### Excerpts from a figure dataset
# # # #

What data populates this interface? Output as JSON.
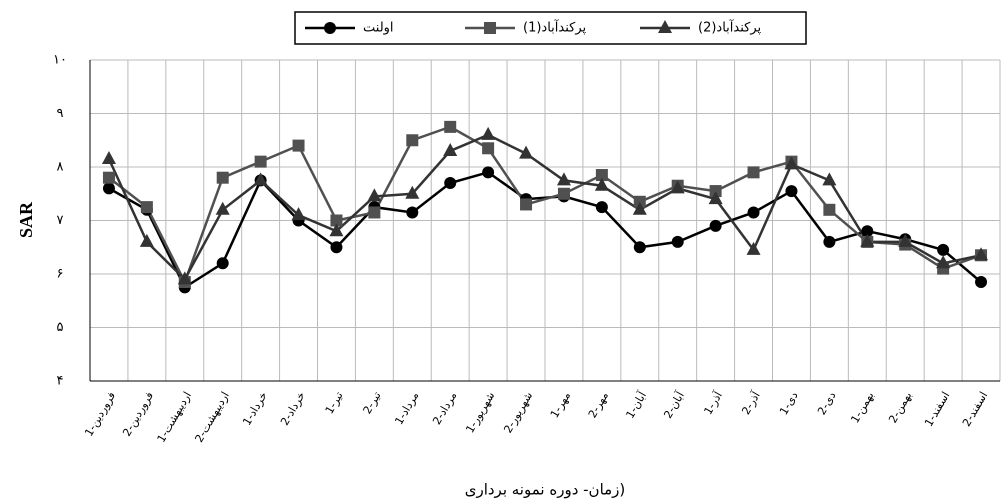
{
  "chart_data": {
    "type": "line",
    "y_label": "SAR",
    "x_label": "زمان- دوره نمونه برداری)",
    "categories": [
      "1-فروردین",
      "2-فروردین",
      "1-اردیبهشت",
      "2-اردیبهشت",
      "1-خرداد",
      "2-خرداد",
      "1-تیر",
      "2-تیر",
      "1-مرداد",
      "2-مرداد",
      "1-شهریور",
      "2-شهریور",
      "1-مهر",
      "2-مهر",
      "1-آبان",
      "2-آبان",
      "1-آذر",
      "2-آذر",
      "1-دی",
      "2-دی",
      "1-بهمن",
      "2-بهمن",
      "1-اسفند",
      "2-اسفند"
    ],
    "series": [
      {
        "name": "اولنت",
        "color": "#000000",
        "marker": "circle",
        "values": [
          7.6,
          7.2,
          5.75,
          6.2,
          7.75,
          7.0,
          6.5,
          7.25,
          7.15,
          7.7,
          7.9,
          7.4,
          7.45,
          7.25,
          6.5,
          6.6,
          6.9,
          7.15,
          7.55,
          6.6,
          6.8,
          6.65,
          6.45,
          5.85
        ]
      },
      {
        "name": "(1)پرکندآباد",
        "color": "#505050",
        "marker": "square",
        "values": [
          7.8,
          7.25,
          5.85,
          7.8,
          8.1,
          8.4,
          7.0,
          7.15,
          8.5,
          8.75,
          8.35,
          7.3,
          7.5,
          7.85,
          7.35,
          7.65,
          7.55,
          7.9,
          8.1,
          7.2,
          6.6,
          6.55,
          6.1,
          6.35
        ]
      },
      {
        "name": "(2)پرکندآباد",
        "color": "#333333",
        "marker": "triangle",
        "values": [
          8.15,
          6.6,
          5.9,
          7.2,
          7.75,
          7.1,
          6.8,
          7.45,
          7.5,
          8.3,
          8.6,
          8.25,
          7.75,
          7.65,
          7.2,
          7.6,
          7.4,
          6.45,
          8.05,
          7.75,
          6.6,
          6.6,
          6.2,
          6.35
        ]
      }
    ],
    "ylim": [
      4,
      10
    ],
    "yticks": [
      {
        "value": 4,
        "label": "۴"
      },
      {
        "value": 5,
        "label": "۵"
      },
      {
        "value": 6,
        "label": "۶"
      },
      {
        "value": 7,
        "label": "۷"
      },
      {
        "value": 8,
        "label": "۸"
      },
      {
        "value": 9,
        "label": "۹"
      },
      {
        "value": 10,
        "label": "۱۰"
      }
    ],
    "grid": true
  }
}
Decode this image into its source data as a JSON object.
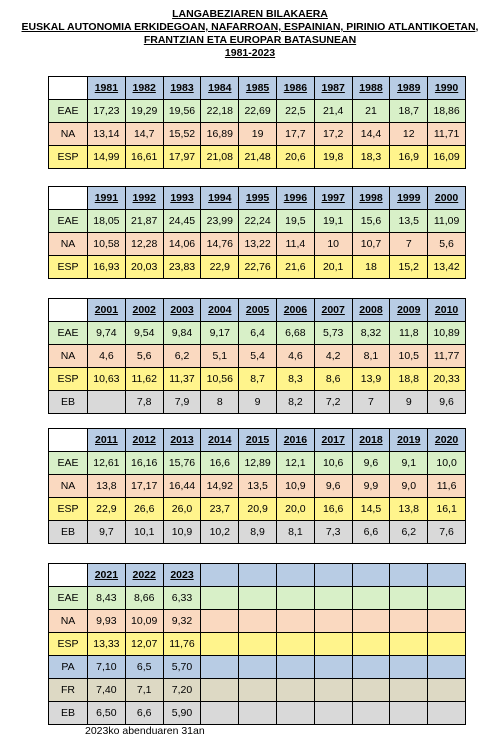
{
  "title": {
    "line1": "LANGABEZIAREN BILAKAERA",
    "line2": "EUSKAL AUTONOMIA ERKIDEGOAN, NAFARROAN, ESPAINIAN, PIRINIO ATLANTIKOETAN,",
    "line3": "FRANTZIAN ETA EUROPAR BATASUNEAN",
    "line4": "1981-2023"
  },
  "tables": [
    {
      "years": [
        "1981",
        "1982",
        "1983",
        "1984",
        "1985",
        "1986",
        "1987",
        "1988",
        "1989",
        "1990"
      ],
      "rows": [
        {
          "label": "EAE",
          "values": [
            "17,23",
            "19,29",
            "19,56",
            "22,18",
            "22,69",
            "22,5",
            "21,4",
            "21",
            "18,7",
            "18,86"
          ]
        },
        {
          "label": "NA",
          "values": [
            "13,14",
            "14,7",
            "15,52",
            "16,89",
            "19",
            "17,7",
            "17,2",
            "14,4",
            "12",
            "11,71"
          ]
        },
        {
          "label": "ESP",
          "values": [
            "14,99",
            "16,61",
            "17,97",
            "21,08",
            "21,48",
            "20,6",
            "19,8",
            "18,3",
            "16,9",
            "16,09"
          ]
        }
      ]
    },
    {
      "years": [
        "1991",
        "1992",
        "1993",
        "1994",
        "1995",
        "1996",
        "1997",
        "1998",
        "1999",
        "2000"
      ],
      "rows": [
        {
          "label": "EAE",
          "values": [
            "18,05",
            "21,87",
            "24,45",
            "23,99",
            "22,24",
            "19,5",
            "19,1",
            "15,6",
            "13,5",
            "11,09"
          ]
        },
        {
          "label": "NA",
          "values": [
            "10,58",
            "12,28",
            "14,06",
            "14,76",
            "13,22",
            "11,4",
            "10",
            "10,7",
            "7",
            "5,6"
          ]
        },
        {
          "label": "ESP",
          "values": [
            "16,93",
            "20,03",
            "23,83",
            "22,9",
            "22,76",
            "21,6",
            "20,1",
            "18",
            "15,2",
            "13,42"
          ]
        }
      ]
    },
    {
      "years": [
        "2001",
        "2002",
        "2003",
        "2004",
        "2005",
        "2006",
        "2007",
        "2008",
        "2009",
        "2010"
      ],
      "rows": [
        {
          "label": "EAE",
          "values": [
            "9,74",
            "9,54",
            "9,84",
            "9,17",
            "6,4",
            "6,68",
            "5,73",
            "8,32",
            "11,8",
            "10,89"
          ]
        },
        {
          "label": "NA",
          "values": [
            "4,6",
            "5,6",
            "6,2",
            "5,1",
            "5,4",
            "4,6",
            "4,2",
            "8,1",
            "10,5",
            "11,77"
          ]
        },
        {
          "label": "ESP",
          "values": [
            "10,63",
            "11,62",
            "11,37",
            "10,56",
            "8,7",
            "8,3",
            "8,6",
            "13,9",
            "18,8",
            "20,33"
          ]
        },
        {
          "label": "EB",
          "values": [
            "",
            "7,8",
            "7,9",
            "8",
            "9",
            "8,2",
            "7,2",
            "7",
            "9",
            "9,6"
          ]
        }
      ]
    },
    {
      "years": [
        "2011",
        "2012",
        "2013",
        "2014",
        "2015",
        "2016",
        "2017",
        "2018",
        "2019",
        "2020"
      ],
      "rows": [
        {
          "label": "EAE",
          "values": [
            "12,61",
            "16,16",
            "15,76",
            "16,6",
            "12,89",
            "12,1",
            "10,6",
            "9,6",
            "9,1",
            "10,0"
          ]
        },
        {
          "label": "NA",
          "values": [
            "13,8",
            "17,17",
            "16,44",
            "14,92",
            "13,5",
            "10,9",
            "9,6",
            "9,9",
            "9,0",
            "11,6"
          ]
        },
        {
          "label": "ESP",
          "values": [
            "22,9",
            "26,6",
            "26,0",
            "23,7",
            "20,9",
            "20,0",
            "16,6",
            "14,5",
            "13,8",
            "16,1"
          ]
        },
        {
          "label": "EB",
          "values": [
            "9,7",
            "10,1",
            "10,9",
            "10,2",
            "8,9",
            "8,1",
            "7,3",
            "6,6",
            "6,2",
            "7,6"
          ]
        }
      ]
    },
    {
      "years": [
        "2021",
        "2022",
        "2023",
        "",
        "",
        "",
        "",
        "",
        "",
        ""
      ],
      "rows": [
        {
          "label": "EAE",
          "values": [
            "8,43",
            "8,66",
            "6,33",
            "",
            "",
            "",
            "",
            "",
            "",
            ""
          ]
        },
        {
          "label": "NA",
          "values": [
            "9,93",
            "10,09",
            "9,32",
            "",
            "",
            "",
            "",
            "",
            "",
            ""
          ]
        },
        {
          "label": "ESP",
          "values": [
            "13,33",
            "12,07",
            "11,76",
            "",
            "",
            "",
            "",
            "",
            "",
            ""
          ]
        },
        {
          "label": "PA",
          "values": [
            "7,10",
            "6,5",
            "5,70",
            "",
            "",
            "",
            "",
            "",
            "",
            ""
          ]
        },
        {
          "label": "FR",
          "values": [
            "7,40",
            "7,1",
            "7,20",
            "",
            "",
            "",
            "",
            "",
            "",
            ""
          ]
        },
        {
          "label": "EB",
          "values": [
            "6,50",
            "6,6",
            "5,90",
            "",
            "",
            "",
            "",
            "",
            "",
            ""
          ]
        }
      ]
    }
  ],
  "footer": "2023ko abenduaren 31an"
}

# # # #

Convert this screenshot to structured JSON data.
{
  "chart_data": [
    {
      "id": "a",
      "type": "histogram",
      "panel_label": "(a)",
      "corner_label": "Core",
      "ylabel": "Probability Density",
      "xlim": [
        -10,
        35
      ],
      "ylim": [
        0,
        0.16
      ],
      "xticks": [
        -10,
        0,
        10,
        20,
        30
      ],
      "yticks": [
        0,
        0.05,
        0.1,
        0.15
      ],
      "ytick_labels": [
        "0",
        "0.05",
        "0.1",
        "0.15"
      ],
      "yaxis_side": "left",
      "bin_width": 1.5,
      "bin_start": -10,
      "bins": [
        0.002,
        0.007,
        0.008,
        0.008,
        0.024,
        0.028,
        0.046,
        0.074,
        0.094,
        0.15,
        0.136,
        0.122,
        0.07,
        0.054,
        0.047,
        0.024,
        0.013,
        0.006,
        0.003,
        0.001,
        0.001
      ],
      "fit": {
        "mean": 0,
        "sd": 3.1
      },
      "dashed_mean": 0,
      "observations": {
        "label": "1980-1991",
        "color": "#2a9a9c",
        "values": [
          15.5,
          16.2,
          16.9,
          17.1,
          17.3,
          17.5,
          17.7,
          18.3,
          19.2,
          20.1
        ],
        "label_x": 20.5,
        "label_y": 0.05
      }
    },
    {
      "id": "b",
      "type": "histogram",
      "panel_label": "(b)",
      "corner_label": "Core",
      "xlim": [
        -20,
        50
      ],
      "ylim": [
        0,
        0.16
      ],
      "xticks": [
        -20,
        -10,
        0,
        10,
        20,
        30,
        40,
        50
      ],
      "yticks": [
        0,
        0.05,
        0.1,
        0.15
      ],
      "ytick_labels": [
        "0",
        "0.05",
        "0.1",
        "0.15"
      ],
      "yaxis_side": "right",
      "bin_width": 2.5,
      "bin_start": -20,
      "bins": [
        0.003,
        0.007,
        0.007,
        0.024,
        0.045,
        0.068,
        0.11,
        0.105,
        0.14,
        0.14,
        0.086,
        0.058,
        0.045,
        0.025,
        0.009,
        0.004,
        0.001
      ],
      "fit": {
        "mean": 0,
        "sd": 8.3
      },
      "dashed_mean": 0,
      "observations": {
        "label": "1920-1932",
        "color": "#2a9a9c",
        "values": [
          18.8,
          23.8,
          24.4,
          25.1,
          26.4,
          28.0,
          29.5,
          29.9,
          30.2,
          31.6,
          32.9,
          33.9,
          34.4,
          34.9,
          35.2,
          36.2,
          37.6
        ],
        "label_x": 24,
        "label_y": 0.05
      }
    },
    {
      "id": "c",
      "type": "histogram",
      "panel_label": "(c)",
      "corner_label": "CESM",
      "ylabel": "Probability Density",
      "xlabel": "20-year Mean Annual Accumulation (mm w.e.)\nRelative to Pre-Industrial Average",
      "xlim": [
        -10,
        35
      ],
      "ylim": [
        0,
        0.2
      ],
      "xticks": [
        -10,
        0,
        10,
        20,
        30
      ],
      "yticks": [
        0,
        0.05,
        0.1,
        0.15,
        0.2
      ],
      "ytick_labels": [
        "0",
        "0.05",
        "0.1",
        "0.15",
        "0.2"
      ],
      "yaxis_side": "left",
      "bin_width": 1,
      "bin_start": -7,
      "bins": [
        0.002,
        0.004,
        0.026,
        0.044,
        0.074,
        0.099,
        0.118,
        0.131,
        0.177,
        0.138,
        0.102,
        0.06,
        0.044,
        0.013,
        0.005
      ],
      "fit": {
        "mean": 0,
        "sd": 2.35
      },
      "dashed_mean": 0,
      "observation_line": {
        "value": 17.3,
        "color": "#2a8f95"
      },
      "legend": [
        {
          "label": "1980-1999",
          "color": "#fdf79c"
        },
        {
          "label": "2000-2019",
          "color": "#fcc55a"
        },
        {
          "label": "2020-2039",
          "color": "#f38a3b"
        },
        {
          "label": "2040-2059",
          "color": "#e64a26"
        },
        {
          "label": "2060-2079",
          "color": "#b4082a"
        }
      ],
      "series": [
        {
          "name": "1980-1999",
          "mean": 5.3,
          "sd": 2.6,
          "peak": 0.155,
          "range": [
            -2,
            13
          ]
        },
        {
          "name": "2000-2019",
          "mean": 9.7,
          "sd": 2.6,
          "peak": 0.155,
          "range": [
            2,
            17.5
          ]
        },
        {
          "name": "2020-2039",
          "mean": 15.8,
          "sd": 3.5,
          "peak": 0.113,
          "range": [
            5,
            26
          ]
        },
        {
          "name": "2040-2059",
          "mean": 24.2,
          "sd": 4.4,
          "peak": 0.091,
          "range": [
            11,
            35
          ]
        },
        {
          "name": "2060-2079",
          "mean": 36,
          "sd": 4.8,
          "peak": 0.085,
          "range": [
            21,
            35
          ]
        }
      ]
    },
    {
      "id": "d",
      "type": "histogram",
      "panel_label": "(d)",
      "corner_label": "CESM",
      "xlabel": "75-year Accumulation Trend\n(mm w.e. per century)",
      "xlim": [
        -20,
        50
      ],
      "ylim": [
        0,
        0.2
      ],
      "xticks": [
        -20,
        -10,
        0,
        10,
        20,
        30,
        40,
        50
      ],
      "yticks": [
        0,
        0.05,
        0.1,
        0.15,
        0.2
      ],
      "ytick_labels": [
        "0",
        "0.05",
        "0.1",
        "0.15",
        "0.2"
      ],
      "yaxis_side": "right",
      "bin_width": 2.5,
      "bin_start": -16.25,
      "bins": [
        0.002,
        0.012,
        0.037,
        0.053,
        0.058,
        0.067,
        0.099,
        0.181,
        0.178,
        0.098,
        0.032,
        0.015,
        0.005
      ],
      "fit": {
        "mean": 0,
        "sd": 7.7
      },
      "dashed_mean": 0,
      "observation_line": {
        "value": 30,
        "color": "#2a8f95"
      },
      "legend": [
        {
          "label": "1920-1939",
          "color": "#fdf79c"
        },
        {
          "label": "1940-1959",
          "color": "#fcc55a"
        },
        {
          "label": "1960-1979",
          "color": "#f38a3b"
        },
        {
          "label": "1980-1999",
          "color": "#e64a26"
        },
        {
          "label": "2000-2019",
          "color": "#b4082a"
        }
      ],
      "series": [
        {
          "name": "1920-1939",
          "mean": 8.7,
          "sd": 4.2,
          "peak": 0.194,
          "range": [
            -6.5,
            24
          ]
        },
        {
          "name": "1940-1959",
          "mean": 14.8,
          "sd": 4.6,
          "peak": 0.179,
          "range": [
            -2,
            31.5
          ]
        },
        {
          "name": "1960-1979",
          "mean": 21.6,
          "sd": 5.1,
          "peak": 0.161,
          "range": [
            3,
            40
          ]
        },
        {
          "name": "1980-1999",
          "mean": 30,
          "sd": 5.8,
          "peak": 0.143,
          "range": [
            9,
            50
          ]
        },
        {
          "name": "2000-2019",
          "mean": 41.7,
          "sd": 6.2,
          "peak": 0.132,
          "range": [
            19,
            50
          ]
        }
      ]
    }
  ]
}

# # # #

### WORK TO BE COMPLETED
From the listing above, pick out every line containing "JSON".

### COMPLETE OUTPUT
What data populates this interface? Output as JSON.
Decode this image into its source data as a JSON object.
Convert this screenshot to structured JSON data.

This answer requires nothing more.